> Stated goal
Repeat each entry as written, dropping any picture you find.

> Available data
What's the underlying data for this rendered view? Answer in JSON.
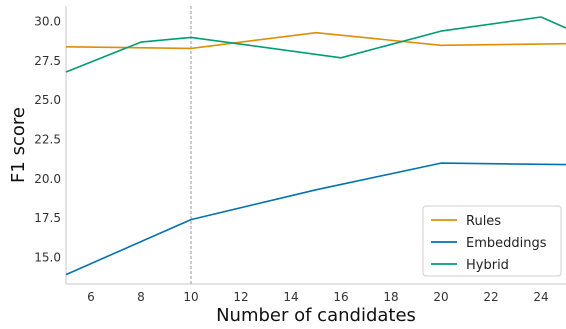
{
  "chart_data": {
    "type": "line",
    "title": "",
    "xlabel": "Number of candidates",
    "ylabel": "F1 score",
    "xlim": [
      5,
      25
    ],
    "ylim": [
      13.3,
      31.0
    ],
    "xticks": [
      6,
      8,
      10,
      12,
      14,
      16,
      18,
      20,
      22,
      24
    ],
    "yticks": [
      15.0,
      17.5,
      20.0,
      22.5,
      25.0,
      27.5,
      30.0
    ],
    "xtick_labels": [
      "6",
      "8",
      "10",
      "12",
      "14",
      "16",
      "18",
      "20",
      "22",
      "24"
    ],
    "ytick_labels": [
      "15.0",
      "17.5",
      "20.0",
      "22.5",
      "25.0",
      "27.5",
      "30.0"
    ],
    "grid": false,
    "reference_line": {
      "axis": "x",
      "value": 10,
      "style": "dashed",
      "color": "#7f7f7f"
    },
    "legend": {
      "position": "lower-right"
    },
    "series": [
      {
        "name": "Rules",
        "color": "#de8f05",
        "x": [
          5,
          10,
          15,
          20,
          25
        ],
        "y": [
          28.4,
          28.3,
          29.3,
          28.5,
          28.6
        ]
      },
      {
        "name": "Embeddings",
        "color": "#0173b2",
        "x": [
          5,
          10,
          15,
          20,
          25
        ],
        "y": [
          13.9,
          17.4,
          19.3,
          21.0,
          20.9
        ]
      },
      {
        "name": "Hybrid",
        "color": "#029e73",
        "x": [
          5,
          8,
          10,
          16,
          20,
          24,
          25
        ],
        "y": [
          26.8,
          28.7,
          29.0,
          27.7,
          29.4,
          30.3,
          29.6
        ]
      }
    ]
  }
}
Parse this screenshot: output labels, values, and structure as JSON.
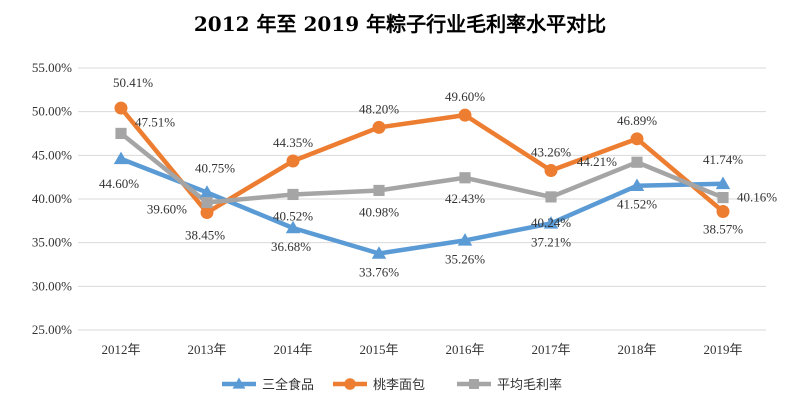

> Exercise output
What's the underlying data for this rendered view? Answer in JSON.
{
  "chart_data": {
    "type": "line",
    "title": "",
    "xlabel": "Number of candidates",
    "ylabel": "F1 score",
    "xlim": [
      5,
      25
    ],
    "ylim": [
      13.3,
      31.0
    ],
    "xticks": [
      6,
      8,
      10,
      12,
      14,
      16,
      18,
      20,
      22,
      24
    ],
    "yticks": [
      15.0,
      17.5,
      20.0,
      22.5,
      25.0,
      27.5,
      30.0
    ],
    "xtick_labels": [
      "6",
      "8",
      "10",
      "12",
      "14",
      "16",
      "18",
      "20",
      "22",
      "24"
    ],
    "ytick_labels": [
      "15.0",
      "17.5",
      "20.0",
      "22.5",
      "25.0",
      "27.5",
      "30.0"
    ],
    "grid": false,
    "reference_line": {
      "axis": "x",
      "value": 10,
      "style": "dashed",
      "color": "#7f7f7f"
    },
    "legend": {
      "position": "lower-right"
    },
    "series": [
      {
        "name": "Rules",
        "color": "#de8f05",
        "x": [
          5,
          10,
          15,
          20,
          25
        ],
        "y": [
          28.4,
          28.3,
          29.3,
          28.5,
          28.6
        ]
      },
      {
        "name": "Embeddings",
        "color": "#0173b2",
        "x": [
          5,
          10,
          15,
          20,
          25
        ],
        "y": [
          13.9,
          17.4,
          19.3,
          21.0,
          20.9
        ]
      },
      {
        "name": "Hybrid",
        "color": "#029e73",
        "x": [
          5,
          8,
          10,
          16,
          20,
          24,
          25
        ],
        "y": [
          26.8,
          28.7,
          29.0,
          27.7,
          29.4,
          30.3,
          29.6
        ]
      }
    ]
  }
}
Parse this screenshot: output labels, values, and structure as JSON.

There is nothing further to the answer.